__Task objective__:
Write out the entire listing below exactly, with the pictures left out.

__Data items__:
========
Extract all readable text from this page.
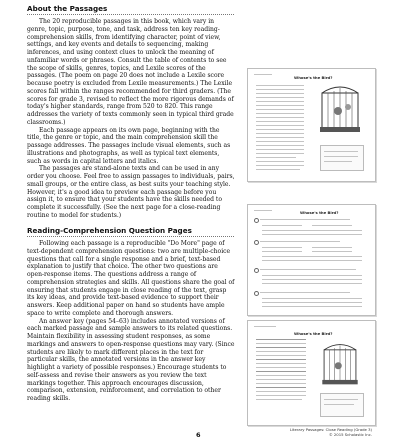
About the Passages

The 20 reproducible passages in this book, which vary in genre, topic, purpose, tone, and task, address ten key reading-comprehension skills, from identifying character, point of view, settings, and key events and details to sequencing, making inferences, and using context clues to unlock the meaning of unfamiliar words or phrases. Consult the table of contents to see the scope of skills, genres, topics, and Lexile scores of the passages. (The poem on page 20 does not include a Lexile score because poetry is excluded from Lexile measurements.) The Lexile scores fall within the ranges recommended for third graders. (The scores for grade 3, revised to reflect the more rigorous demands of today's higher standards, range from 520 to 820. This range addresses the variety of texts commonly seen in typical third grade classrooms.)

Each passage appears on its own page, beginning with the title, the genre or topic, and the main comprehension skill the passage addresses. The passages include visual elements, such as illustrations and photographs, as well as typical text elements, such as words in capital letters and italics.

The passages are stand-alone texts and can be used in any order you choose. Feel free to assign passages to individuals, pairs, small groups, or the entire class, as best suits your teaching style. However, it's a good idea to preview each passage before you assign it, to ensure that your students have the skills needed to complete it successfully. (See the next page for a close-reading routine to model for students.)

Reading-Comprehension Question Pages

Following each passage is a reproducible "Do More" page of text-dependent comprehension questions: two are multiple-choice questions that call for a single response and a brief, text-based explanation to justify that choice. The other two questions are open-response items. The questions address a range of comprehension strategies and skills. All questions share the goal of ensuring that students engage in close reading of the text, grasp its key ideas, and provide text-based evidence to support their answers. Keep additional paper on hand so students have ample space to write complete and thorough answers.

An answer key (pages 54–63) includes annotated versions of each marked passage and sample answers to its related questions. Maintain flexibility in assessing student responses, as some markings and answers to open-response questions may vary. (Since students are likely to mark different places in the text for particular skills, the annotated versions in the answer key highlight a variety of possible responses.) Encourage students to self-assess and revise their answers as you review the text markings together. This approach encourages discussion, comparison, extension, reinforcement, and correlation to other reading skills.

Whose's the Bird?
Whose's the Bird?
Whose's the Bird?
6
Literary Passages: Close Reading (Grade 3)
© 2015 Scholastic Inc.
========
__Worked solution__:
Extract all readable text from this page.
About the Passages

The 20 reproducible passages in this book, which vary in genre, topic, purpose, tone, and task, address ten key reading-comprehension skills, from identifying character, point of view, settings, and key events and details to sequencing, making inferences, and using context clues to unlock the meaning of unfamiliar words or phrases. Consult the table of contents to see the scope of skills, genres, topics, and Lexile scores of the passages. (The poem on page 20 does not include a Lexile score because poetry is excluded from Lexile measurements.) The Lexile scores fall within the ranges recommended for third graders. (The scores for grade 3, revised to reflect the more rigorous demands of today's higher standards, range from 520 to 820. This range addresses the variety of texts commonly seen in typical third grade classrooms.)

Each passage appears on its own page, beginning with the title, the genre or topic, and the main comprehension skill the passage addresses. The passages include visual elements, such as illustrations and photographs, as well as typical text elements, such as words in capital letters and italics.

The passages are stand-alone texts and can be used in any order you choose. Feel free to assign passages to individuals, pairs, small groups, or the entire class, as best suits your teaching style. However, it's a good idea to preview each passage before you assign it, to ensure that your students have the skills needed to complete it successfully. (See the next page for a close-reading routine to model for students.)

Reading-Comprehension Question Pages

Following each passage is a reproducible "Do More" page of text-dependent comprehension questions: two are multiple-choice questions that call for a single response and a brief, text-based explanation to justify that choice. The other two questions are open-response items. The questions address a range of comprehension strategies and skills. All questions share the goal of ensuring that students engage in close reading of the text, grasp its key ideas, and provide text-based evidence to support their answers. Keep additional paper on hand so students have ample space to write complete and thorough answers.

An answer key (pages 54–63) includes annotated versions of each marked passage and sample answers to its related questions. Maintain flexibility in assessing student responses, as some markings and answers to open-response questions may vary. (Since students are likely to mark different places in the text for particular skills, the annotated versions in the answer key highlight a variety of possible responses.) Encourage students to self-assess and revise their answers as you review the text markings together. This approach encourages discussion, comparison, extension, reinforcement, and correlation to other reading skills.

Whose's the Bird?
Whose's the Bird?
Whose's the Bird?
6
Literary Passages: Close Reading (Grade 3)
© 2015 Scholastic Inc.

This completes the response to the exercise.